[What you will do] Will you give the material below again, every line exactly as it is?

(Collected data)
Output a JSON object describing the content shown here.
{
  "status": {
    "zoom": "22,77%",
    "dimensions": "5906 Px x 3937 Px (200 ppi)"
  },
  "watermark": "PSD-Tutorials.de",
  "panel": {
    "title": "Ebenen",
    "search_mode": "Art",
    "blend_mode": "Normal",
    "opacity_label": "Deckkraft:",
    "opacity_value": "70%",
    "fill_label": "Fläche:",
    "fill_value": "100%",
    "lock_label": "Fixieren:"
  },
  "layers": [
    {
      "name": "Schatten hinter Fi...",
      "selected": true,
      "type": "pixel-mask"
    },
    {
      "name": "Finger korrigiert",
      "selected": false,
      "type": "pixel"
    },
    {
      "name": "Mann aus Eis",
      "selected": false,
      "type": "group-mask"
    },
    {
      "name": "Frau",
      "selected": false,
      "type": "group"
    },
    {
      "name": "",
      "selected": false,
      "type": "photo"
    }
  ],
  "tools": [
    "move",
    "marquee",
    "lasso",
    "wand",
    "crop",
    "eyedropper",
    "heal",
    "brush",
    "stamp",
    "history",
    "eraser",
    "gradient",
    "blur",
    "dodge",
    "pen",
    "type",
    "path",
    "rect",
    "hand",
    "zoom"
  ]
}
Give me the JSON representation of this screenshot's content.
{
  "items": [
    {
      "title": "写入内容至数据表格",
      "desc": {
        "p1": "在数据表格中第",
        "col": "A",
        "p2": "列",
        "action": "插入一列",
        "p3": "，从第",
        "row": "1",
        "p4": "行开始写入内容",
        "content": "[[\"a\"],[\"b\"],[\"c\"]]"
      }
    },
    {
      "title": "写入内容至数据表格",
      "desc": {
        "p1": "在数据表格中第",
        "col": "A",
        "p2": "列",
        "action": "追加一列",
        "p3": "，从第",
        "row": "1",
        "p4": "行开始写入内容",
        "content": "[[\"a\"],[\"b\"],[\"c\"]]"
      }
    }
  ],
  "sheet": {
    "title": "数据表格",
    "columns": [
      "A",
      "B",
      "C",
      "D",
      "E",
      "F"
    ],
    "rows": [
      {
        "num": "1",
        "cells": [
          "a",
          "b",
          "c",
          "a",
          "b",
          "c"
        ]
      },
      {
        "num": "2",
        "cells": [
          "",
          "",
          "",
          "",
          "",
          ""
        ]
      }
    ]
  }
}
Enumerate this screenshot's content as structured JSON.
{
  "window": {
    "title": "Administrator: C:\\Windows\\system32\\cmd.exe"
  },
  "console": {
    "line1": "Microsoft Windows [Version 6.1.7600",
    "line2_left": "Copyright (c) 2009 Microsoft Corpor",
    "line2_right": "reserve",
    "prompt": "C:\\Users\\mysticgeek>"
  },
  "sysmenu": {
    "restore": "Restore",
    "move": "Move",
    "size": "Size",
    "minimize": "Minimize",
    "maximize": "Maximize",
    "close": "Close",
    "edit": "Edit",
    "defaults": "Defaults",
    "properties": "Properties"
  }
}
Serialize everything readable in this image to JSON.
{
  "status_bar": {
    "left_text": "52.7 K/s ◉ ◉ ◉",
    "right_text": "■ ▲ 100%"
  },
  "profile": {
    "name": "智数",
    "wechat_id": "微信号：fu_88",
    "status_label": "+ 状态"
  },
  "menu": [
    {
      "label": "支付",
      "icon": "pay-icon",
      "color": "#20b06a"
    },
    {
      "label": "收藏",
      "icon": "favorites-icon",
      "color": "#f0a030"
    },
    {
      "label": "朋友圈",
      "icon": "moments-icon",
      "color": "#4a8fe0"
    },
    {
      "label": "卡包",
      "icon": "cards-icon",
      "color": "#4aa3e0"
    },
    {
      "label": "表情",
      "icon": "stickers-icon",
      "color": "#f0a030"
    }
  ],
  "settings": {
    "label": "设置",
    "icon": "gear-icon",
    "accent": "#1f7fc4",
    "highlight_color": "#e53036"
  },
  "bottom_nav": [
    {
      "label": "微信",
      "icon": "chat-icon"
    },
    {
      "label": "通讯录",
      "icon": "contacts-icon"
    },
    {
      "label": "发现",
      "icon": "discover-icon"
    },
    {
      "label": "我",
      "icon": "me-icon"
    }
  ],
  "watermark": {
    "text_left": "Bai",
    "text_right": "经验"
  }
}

[Answer below]
Output a JSON object describing the content shown here.
{
  "status": {
    "zoom": "22,77%",
    "dimensions": "5906 Px x 3937 Px (200 ppi)"
  },
  "watermark": "PSD-Tutorials.de",
  "panel": {
    "title": "Ebenen",
    "search_mode": "Art",
    "blend_mode": "Normal",
    "opacity_label": "Deckkraft:",
    "opacity_value": "70%",
    "fill_label": "Fläche:",
    "fill_value": "100%",
    "lock_label": "Fixieren:"
  },
  "layers": [
    {
      "name": "Schatten hinter Fi...",
      "selected": true,
      "type": "pixel-mask"
    },
    {
      "name": "Finger korrigiert",
      "selected": false,
      "type": "pixel"
    },
    {
      "name": "Mann aus Eis",
      "selected": false,
      "type": "group-mask"
    },
    {
      "name": "Frau",
      "selected": false,
      "type": "group"
    },
    {
      "name": "",
      "selected": false,
      "type": "photo"
    }
  ],
  "tools": [
    "move",
    "marquee",
    "lasso",
    "wand",
    "crop",
    "eyedropper",
    "heal",
    "brush",
    "stamp",
    "history",
    "eraser",
    "gradient",
    "blur",
    "dodge",
    "pen",
    "type",
    "path",
    "rect",
    "hand",
    "zoom"
  ]
}
Give me the JSON representation of this screenshot's content.
{
  "items": [
    {
      "title": "写入内容至数据表格",
      "desc": {
        "p1": "在数据表格中第",
        "col": "A",
        "p2": "列",
        "action": "插入一列",
        "p3": "，从第",
        "row": "1",
        "p4": "行开始写入内容",
        "content": "[[\"a\"],[\"b\"],[\"c\"]]"
      }
    },
    {
      "title": "写入内容至数据表格",
      "desc": {
        "p1": "在数据表格中第",
        "col": "A",
        "p2": "列",
        "action": "追加一列",
        "p3": "，从第",
        "row": "1",
        "p4": "行开始写入内容",
        "content": "[[\"a\"],[\"b\"],[\"c\"]]"
      }
    }
  ],
  "sheet": {
    "title": "数据表格",
    "columns": [
      "A",
      "B",
      "C",
      "D",
      "E",
      "F"
    ],
    "rows": [
      {
        "num": "1",
        "cells": [
          "a",
          "b",
          "c",
          "a",
          "b",
          "c"
        ]
      },
      {
        "num": "2",
        "cells": [
          "",
          "",
          "",
          "",
          "",
          ""
        ]
      }
    ]
  }
}
Enumerate this screenshot's content as structured JSON.
{
  "window": {
    "title": "Administrator: C:\\Windows\\system32\\cmd.exe"
  },
  "console": {
    "line1": "Microsoft Windows [Version 6.1.7600",
    "line2_left": "Copyright (c) 2009 Microsoft Corpor",
    "line2_right": "reserve",
    "prompt": "C:\\Users\\mysticgeek>"
  },
  "sysmenu": {
    "restore": "Restore",
    "move": "Move",
    "size": "Size",
    "minimize": "Minimize",
    "maximize": "Maximize",
    "close": "Close",
    "edit": "Edit",
    "defaults": "Defaults",
    "properties": "Properties"
  }
}
Serialize everything readable in this image to JSON.
{
  "status_bar": {
    "left_text": "52.7 K/s ◉ ◉ ◉",
    "right_text": "■ ▲ 100%"
  },
  "profile": {
    "name": "智数",
    "wechat_id": "微信号：fu_88",
    "status_label": "+ 状态"
  },
  "menu": [
    {
      "label": "支付",
      "icon": "pay-icon",
      "color": "#20b06a"
    },
    {
      "label": "收藏",
      "icon": "favorites-icon",
      "color": "#f0a030"
    },
    {
      "label": "朋友圈",
      "icon": "moments-icon",
      "color": "#4a8fe0"
    },
    {
      "label": "卡包",
      "icon": "cards-icon",
      "color": "#4aa3e0"
    },
    {
      "label": "表情",
      "icon": "stickers-icon",
      "color": "#f0a030"
    }
  ],
  "settings": {
    "label": "设置",
    "icon": "gear-icon",
    "accent": "#1f7fc4",
    "highlight_color": "#e53036"
  },
  "bottom_nav": [
    {
      "label": "微信",
      "icon": "chat-icon"
    },
    {
      "label": "通讯录",
      "icon": "contacts-icon"
    },
    {
      "label": "发现",
      "icon": "discover-icon"
    },
    {
      "label": "我",
      "icon": "me-icon"
    }
  ],
  "watermark": {
    "text_left": "Bai",
    "text_right": "经验"
  }
}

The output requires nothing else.